#### What to produce
Each line below that contains "一方甜粄" counts once; report the total and nothing more.

#### Data extract
^^^^^^^^^^^^^^^^

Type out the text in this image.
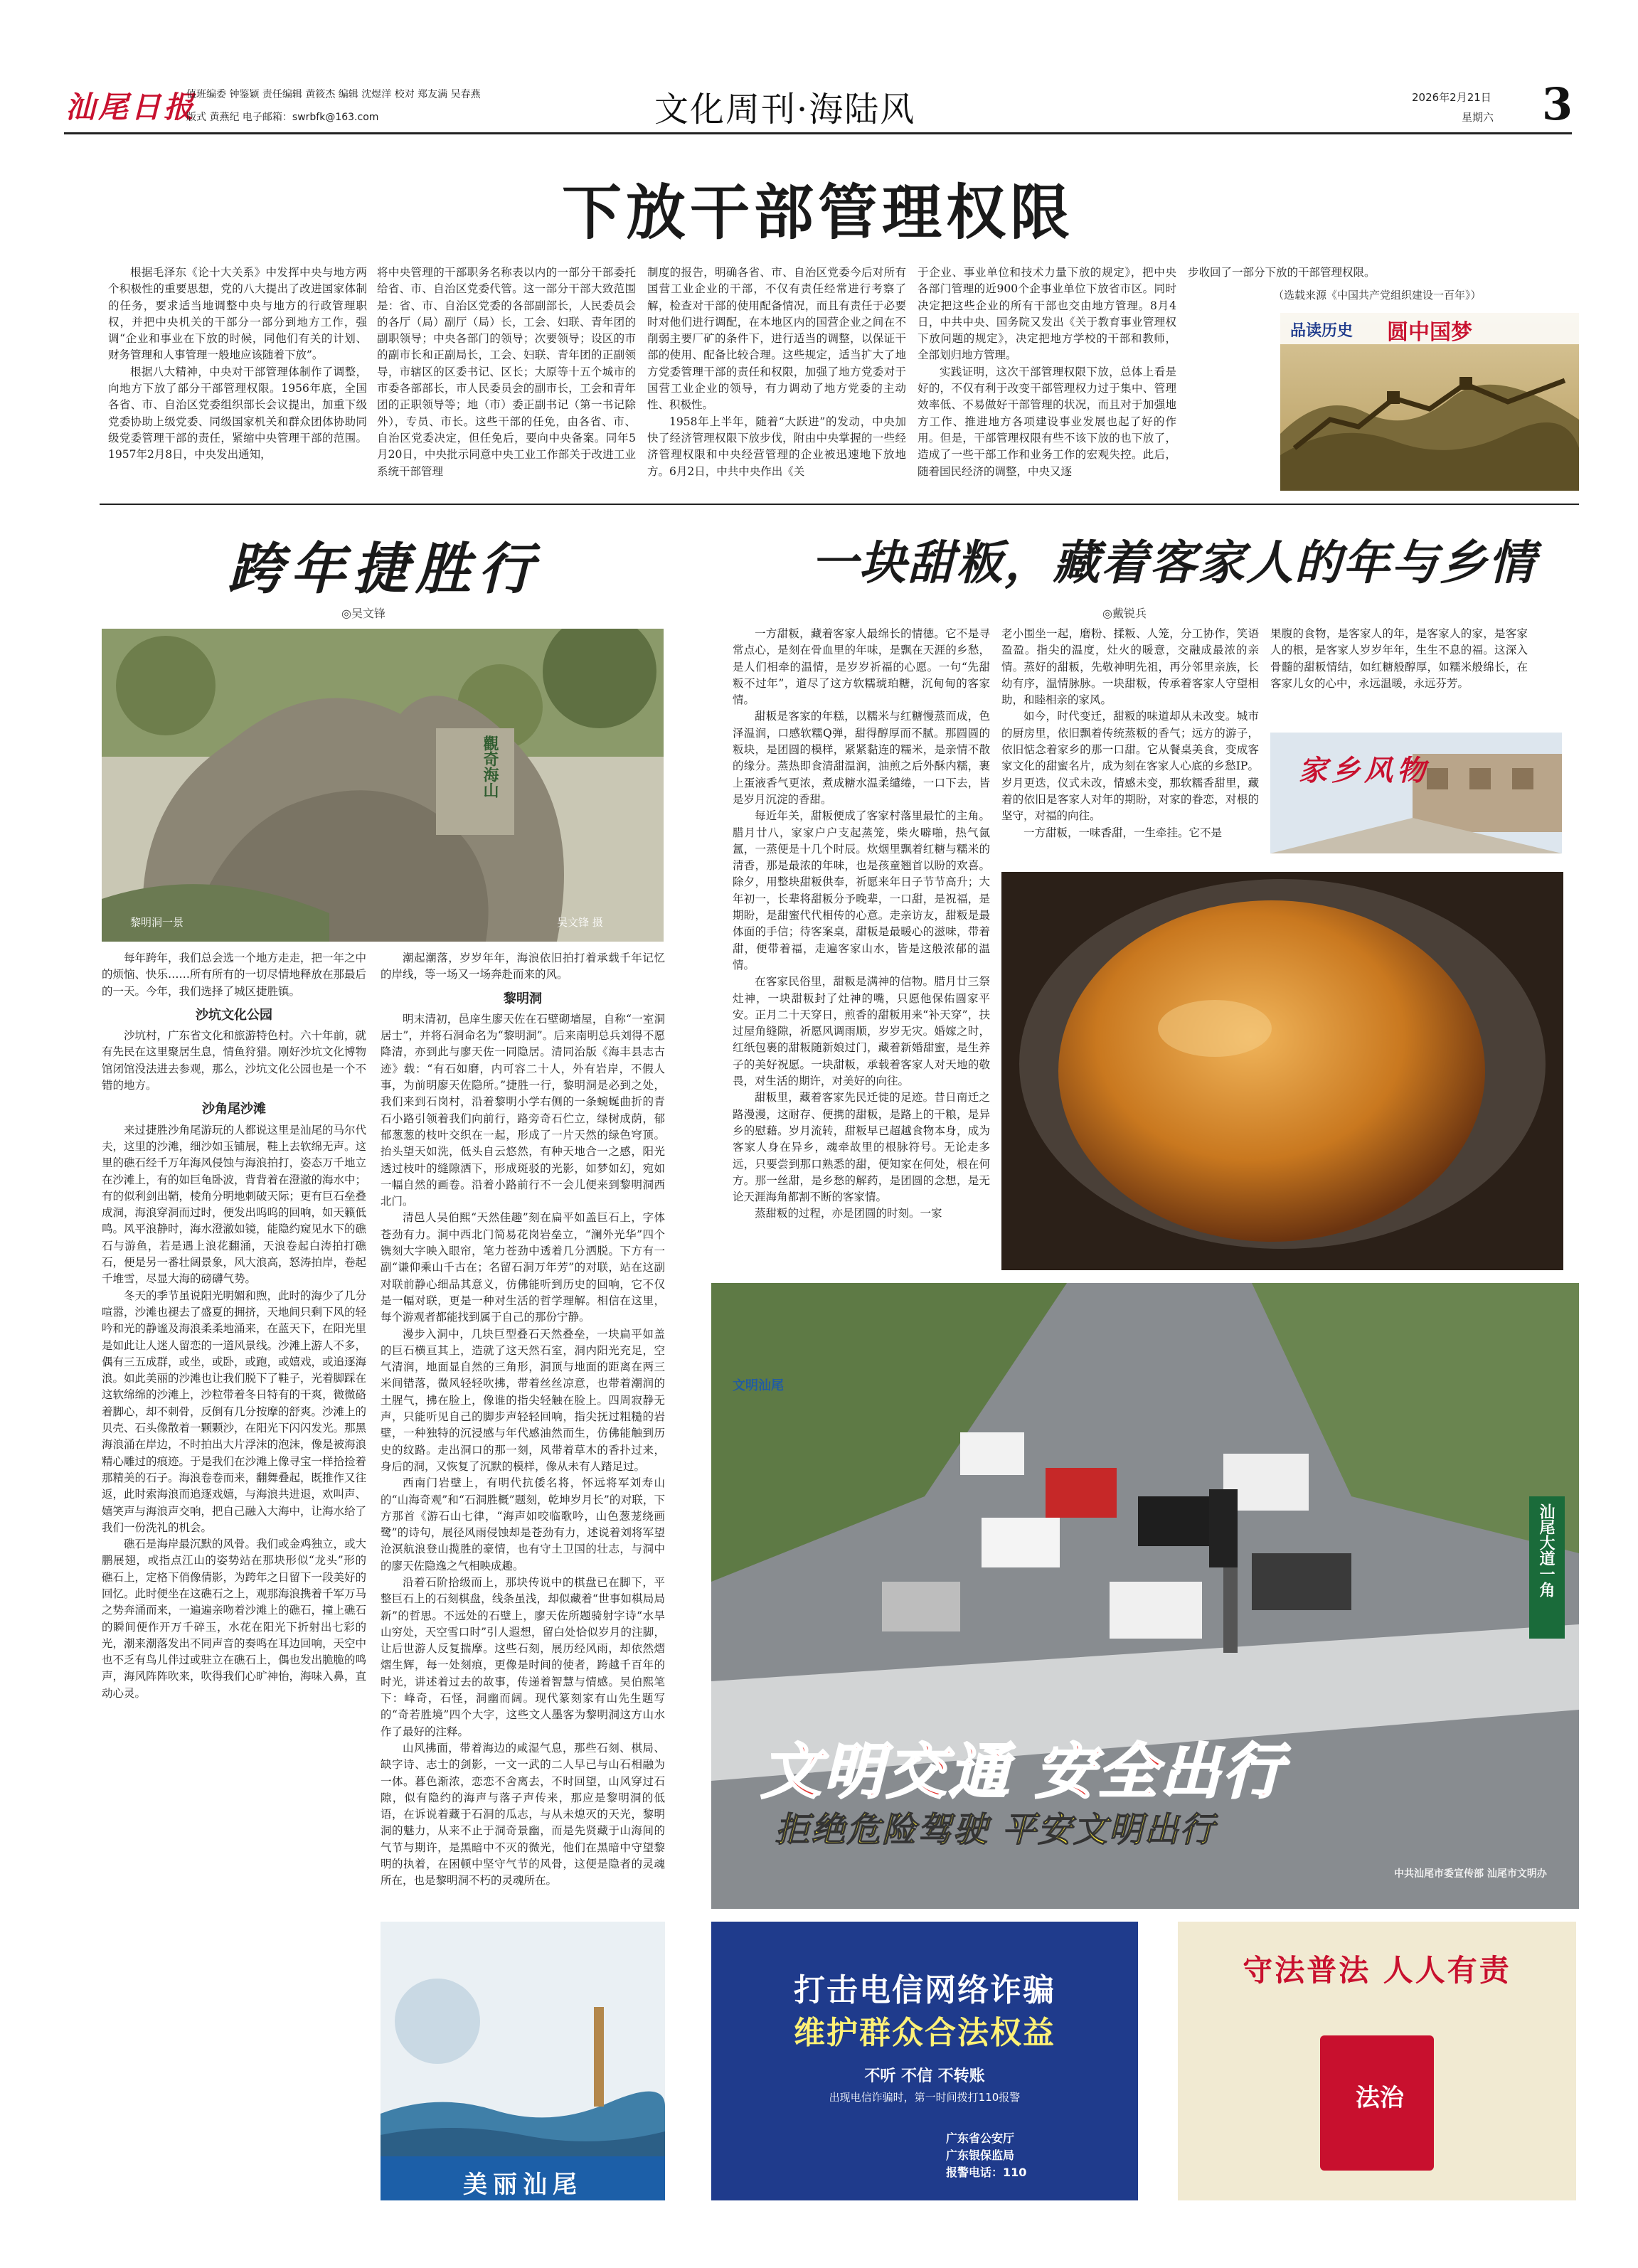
汕尾日报
值班编委 钟鉴颖 责任编辑 黄筱杰 编辑 沈煜洋 校对 郑友满 吴春燕
版式 黄燕纪 电子邮箱：swrbfk@163.com	文化周刊·海陆风	2026年2月21日
星期六 3
下放干部管理权限

根据毛泽东《论十大关系》中发挥中央与地方两个积极性的重要思想，党的八大提出了改进国家体制的任务，要求适当地调整中央与地方的行政管理职权，并把中央机关的干部分一部分到地方工作，强调“企业和事业在下放的时候，同他们有关的计划、财务管理和人事管理一般地应该随着下放”。

根据八大精神，中央对干部管理体制作了调整，向地方下放了部分干部管理权限。1956年底，全国各省、市、自治区党委组织部长会议提出，加重下级党委协助上级党委、同级国家机关和群众团体协助同级党委管理干部的责任，紧缩中央管理干部的范围。1957年2月8日，中央发出通知，

将中央管理的干部职务名称表以内的一部分干部委托给省、市、自治区党委代管。这一部分干部大致范围是：省、市、自治区党委的各部副部长，人民委员会的各厅（局）副厅（局）长，工会、妇联、青年团的副职领导；中央各部门的领导；次要领导；设区的市的副市长和正副局长，工会、妇联、青年团的正副领导，市辖区的区委书记、区长；大原等十五个城市的市委各部部长，市人民委员会的副市长，工会和青年团的正职领导等；地（市）委正副书记（第一书记除外），专员、市长。这些干部的任免，由各省、市、自治区党委决定，但任免后，要向中央备案。同年5月20日，中央批示同意中央工业工作部关于改进工业系统干部管理

制度的报告，明确各省、市、自治区党委今后对所有国营工业企业的干部，不仅有责任经常进行考察了解，检查对干部的使用配备情况，而且有责任于必要时对他们进行调配，在本地区内的国营企业之间在不削弱主要厂矿的条件下，进行适当的调整，以保证干部的使用、配备比较合理。这些规定，适当扩大了地方党委管理干部的责任和权限，加强了地方党委对于国营工业企业的领导，有力调动了地方党委的主动性、积极性。

1958年上半年，随着“大跃进”的发动，中央加快了经济管理权限下放步伐，附由中央掌握的一些经济管理权限和中央经营管理的企业被迅速地下放地方。6月2日，中共中央作出《关

于企业、事业单位和技术力量下放的规定》，把中央各部门管理的近900个企事业单位下放省市区。同时决定把这些企业的所有干部也交由地方管理。8月4日，中共中央、国务院又发出《关于教育事业管理权下放问题的规定》，决定把地方学校的干部和教师，全部划归地方管理。

实践证明，这次干部管理权限下放，总体上看是好的，不仅有利于改变干部管理权力过于集中、管理效率低、不易做好干部管理的状况，而且对于加强地方工作、推进地方各项建设事业发展也起了好的作用。但是，干部管理权限有些不该下放的也下放了，造成了一些干部工作和业务工作的宏观失控。此后，随着国民经济的调整，中央又逐

步收回了一部分下放的干部管理权限。

（选载来源《中国共产党组织建设一百年》）
品读历史 圆中国梦
跨年捷胜行
◎吴文锋
一块甜粄，藏着客家人的年与乡情
◎戴锐兵
觀奇海山
黎明洞一景	吴文锋 摄

每年跨年，我们总会选一个地方走走，把一年之中的烦恼、快乐……所有所有的一切尽情地释放在那最后的一天。今年，我们选择了城区捷胜镇。

沙坑文化公园

沙坑村，广东省文化和旅游特色村。六十年前，就有先民在这里聚居生息，情鱼狩猎。刚好沙坑文化博物馆闭馆没法进去参观，那么，沙坑文化公园也是一个不错的地方。

沙角尾沙滩

来过捷胜沙角尾游玩的人都说这里是汕尾的马尔代夫，这里的沙滩，细沙如玉铺展，鞋上去软绵无声。这里的礁石经千万年海风侵蚀与海浪拍打，姿态万千地立在沙滩上，有的如巨龟卧波，背背着在澄澈的海水中；有的似利剑出鞘，棱角分明地刺破天际；更有巨石垒叠成洞，海浪穿洞而过时，便发出呜呜的回响，如天籁低鸣。风平浪静时，海水澄澈如镜，能隐约窥见水下的礁石与游鱼，若是遇上浪花翻涌，天浪卷起白涛拍打礁石，便是另一番壮阔景象，风大浪高，怒涛拍岸，卷起千堆雪，尽显大海的磅礴气势。

冬天的季节虽说阳光明媚和煦，此时的海少了几分喧嚣，沙滩也褪去了盛夏的拥挤，天地间只剩下风的轻吟和光的静谧及海浪柔柔地涌来，在蓝天下，在阳光里是如此让人迷人留恋的一道风景线。沙滩上游人不多，偶有三五成群，或坐，或卧，或跑，或嬉戏，或追逐海浪。如此美丽的沙滩也让我们脱下了鞋子，光着脚踩在这软绵绵的沙滩上，沙粒带着冬日特有的干爽，微微硌着脚心，却不刺骨，反倒有几分按摩的舒爽。沙滩上的贝壳、石头像散着一颗颗沙，在阳光下闪闪发光。那黑海浪涌在岸边，不时拍出大片浮沫的泡沫，像是被海浪精心雕过的痕迹。于是我们在沙滩上像寻宝一样拾捡着那精美的石子。海浪卷卷而来，翻舞叠起，既推作又往返，此时索海浪而追逐戏嬉，与海浪共进退，欢叫声、嬉笑声与海浪声交响，把自己融入大海中，让海水给了我们一份洗礼的机会。

礁石是海岸最沉默的风骨。我们或金鸡独立，或大鹏展翅，或指点江山的姿势站在那块形似“龙头”形的礁石上，定格下俏像倩影，为跨年之日留下一段美好的回忆。此时便坐在这礁石之上，观那海浪携着千军万马之势奔涌而来，一遍遍亲吻着沙滩上的礁石，撞上礁石的瞬间便作开万千碎玉，水花在阳光下折射出七彩的光，潮来潮落发出不同声音的奏鸣在耳边回响，天空中也不乏有鸟儿伴过或驻立在礁石上，偶也发出脆脆的鸣声，海风阵阵吹来，吹得我们心旷神怡，海味入鼻，直动心灵。

潮起潮落，岁岁年年，海浪依旧拍打着承载千年记忆的岸线，等一场又一场奔赴而来的风。

黎明洞

明末清初，邑庠生廖天佐在石壁砌墙屋，自称“一室洞居士”，并将石洞命名为“黎明洞”。后来南明总兵刘得不愿降清，亦到此与廖天佐一同隐居。清同治版《海丰县志古迹》载：“有石如磨，内可容二十人，外有岩岸，不假人事，为前明廖天佐隐所。”捷胜一行，黎明洞是必到之处，我们来到石岗村，沿着黎明小学右侧的一条蜿蜒曲折的青石小路引领着我们向前行，路旁奇石伫立，绿树成荫，郁郁葱葱的枝叶交织在一起，形成了一片天然的绿色穹顶。抬头望天如洗，低头自云悠然，有种天地合一之感，阳光透过枝叶的缝隙洒下，形成斑驳的光影，如梦如幻，宛如一幅自然的画卷。沿着小路前行不一会儿便来到黎明洞西北门。

清邑人吴伯熙“天然佳趣”刻在扁平如盖巨石上，字体苍劲有力。洞中西北门简易花岗岩垒立，“澜外光华”四个镌刻大字映入眼帘，笔力苍劲中透着几分洒脱。下方有一副“谦仰乘山千古在；名留石洞万年芳”的对联，站在这副对联前静心细品其意义，仿佛能听到历史的回响，它不仅是一幅对联，更是一种对生活的哲学理解。相信在这里，每个游观者都能找到属于自己的那份宁静。

漫步入洞中，几块巨型叠石天然叠垒，一块扁平如盖的巨石横亘其上，造就了这天然石室，洞内阳光充足，空气清润，地面显自然的三角形，洞顶与地面的距离在两三米间错落，微风轻轻吹拂，带着丝丝凉意，也带着潮润的土腥气，拂在脸上，像谁的指尖轻触在脸上。四周寂静无声，只能听见自己的脚步声轻轻回响，指尖抚过粗糙的岩壁，一种独特的沉浸感与年代感油然而生，仿佛能触到历史的纹路。走出洞口的那一刻，风带着草木的香扑过来，身后的洞，又恢复了沉默的模样，像从未有人踏足过。

西南门岩壁上，有明代抗倭名将，怀远将军刘寿山的“山海奇观”和“石洞胜概”题刻，乾坤岁月长”的对联，下方那首《游石山七律，“海声如咬临歌吟，山色葱茏绕画鹭”的诗句，展径风雨侵蚀却是苍劲有力，述说着刘将军望沧溟航浪登山揽胜的豪情，也有守土卫国的壮志，与洞中的廖天佐隐逸之气相映成趣。

沿着石阶拾级而上，那块传说中的棋盘已在脚下，平整巨石上的石刻棋盘，线条虽浅，却似藏着“世事如棋局局新”的哲思。不远处的石壁上，廖天佐所题骑射字诗“水旱山穷处，天空雪口时”引人遐想，留白处恰似岁月的注脚，让后世游人反复揣摩。这些石刻，展历经风雨，却依然熠熠生辉，每一处刻痕，更像是时间的使者，跨越千百年的时光，讲述着过去的故事，传递着智慧与情感。吴伯熙笔下：峰奇，石怪，洞幽而阔。现代篆刻家有山先生题写的“奇若胜境”四个大字，这些文人墨客为黎明洞这方山水作了最好的注释。

山风拂面，带着海边的咸湿气息，那些石刻、棋局、缺字诗、志士的剑影，一文一武的二人早已与山石相融为一体。暮色渐浓，恋恋不舍离去，不时回望，山风穿过石隙，似有隐约的海声与落子声传来，那应是黎明洞的低语，在诉说着藏于石洞的瓜志，与从未熄灭的天光，黎明洞的魅力，从来不止于洞奇景幽，而是先贤藏于山海间的气节与期许，是黑暗中不灭的微光，他们在黑暗中守望黎明的执着，在困顿中坚守气节的风骨，这便是隐者的灵魂所在，也是黎明洞不朽的灵魂所在。

美丽汕尾

一方甜粄，藏着客家人最绵长的情德。它不是寻常点心，是刻在骨血里的年味，是飘在天涯的乡愁，是人们相牵的温情，是岁岁祈福的心愿。一句“先甜粄不过年”，道尽了这方软糯琥珀糖，沉甸甸的客家情。

甜粄是客家的年糕，以糯米与红糖慢蒸而成，色泽温润，口感软糯Q弹，甜得醇厚而不腻。那圆圆的粄块，是团圆的模样，紧紧黏连的糯米，是亲情不散的缘分。蒸热即食清甜温润，油煎之后外酥内糯，裹上蛋液香气更浓，煮成糖水温柔缱绻，一口下去，皆是岁月沉淀的香甜。

每近年关，甜粄便成了客家村落里最忙的主角。腊月廿八，家家户户支起蒸笼，柴火噼啪，热气氤氲，一蒸便是十几个时辰。炊烟里飘着红糖与糯米的清香，那是最浓的年味，也是孩童翘首以盼的欢喜。除夕，用整块甜粄供奉，祈愿来年日子节节高升；大年初一，长辈将甜粄分予晚辈，一口甜，是祝福，是期盼，是甜蜜代代相传的心意。走亲访友，甜粄是最体面的手信；待客案桌，甜粄是最暖心的滋味，带着甜，便带着福，走遍客家山水，皆是这般浓郁的温情。

在客家民俗里，甜粄是满神的信物。腊月廿三祭灶神，一块甜粄封了灶神的嘴，只愿他保佑圆家平安。正月二十天穿日，煎香的甜粄用来“补天穿”，扶过屋角缝隙，祈愿风调雨顺，岁岁无灾。婚嫁之时，红纸包裹的甜粄随新娘过门，藏着新婚甜蜜，是生养子的美好祝愿。一块甜粄，承载着客家人对天地的敬畏，对生活的期许，对美好的向往。

甜粄里，藏着客家先民迁徙的足迹。昔日南迁之路漫漫，这耐存、便携的甜粄，是路上的干粮，是异乡的慰藉。岁月流转，甜粄早已超越食物本身，成为客家人身在异乡，魂牵故里的根脉符号。无论走多远，只要尝到那口熟悉的甜，便知家在何处，根在何方。那一丝甜，是乡愁的解药，是团圆的念想，是无论天涯海角都割不断的客家情。

蒸甜粄的过程，亦是团圆的时刻。一家

老小围坐一起，磨粉、揉粄、人笼，分工协作，笑语盈盈。指尖的温度，灶火的暖意，交融成最浓的亲情。蒸好的甜粄，先敬神明先祖，再分邻里亲族，长幼有序，温情脉脉。一块甜粄，传承着客家人守望相助，和睦相亲的家风。

如今，时代变迁，甜粄的味道却从未改变。城市的厨房里，依旧飘着传统蒸粄的香气；远方的游子，依旧惦念着家乡的那一口甜。它从餐桌美食，变成客家文化的甜蜜名片，成为刻在客家人心底的乡愁IP。岁月更迭，仪式未改，情感未变，那软糯香甜里，藏着的依旧是客家人对年的期盼，对家的眷恋，对根的坚守，对福的向往。

一方甜粄，一味香甜，一生牵挂。它不是

果腹的食物，是客家人的年，是客家人的家，是客家人的根，是客家人岁岁年年，生生不息的福。这深入骨髓的甜粄情结，如红糖般醇厚，如糯米般绵长，在客家儿女的心中，永远温暖，永远芬芳。

家乡风物
汕尾大道一角
文明汕尾
文明交通 安全出行
拒绝危险驾驶 平安文明出行
中共汕尾市委宣传部 汕尾市文明办
打击电信网络诈骗
维护群众合法权益
不听 不信 不转账
出现电信诈骗时，第一时间拨打110报警
广东省公安厅
广东银保监局
报警电话：110
守法普法 人人有责
法治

^^^^^^^^^^^^^^^^

#### Task result
2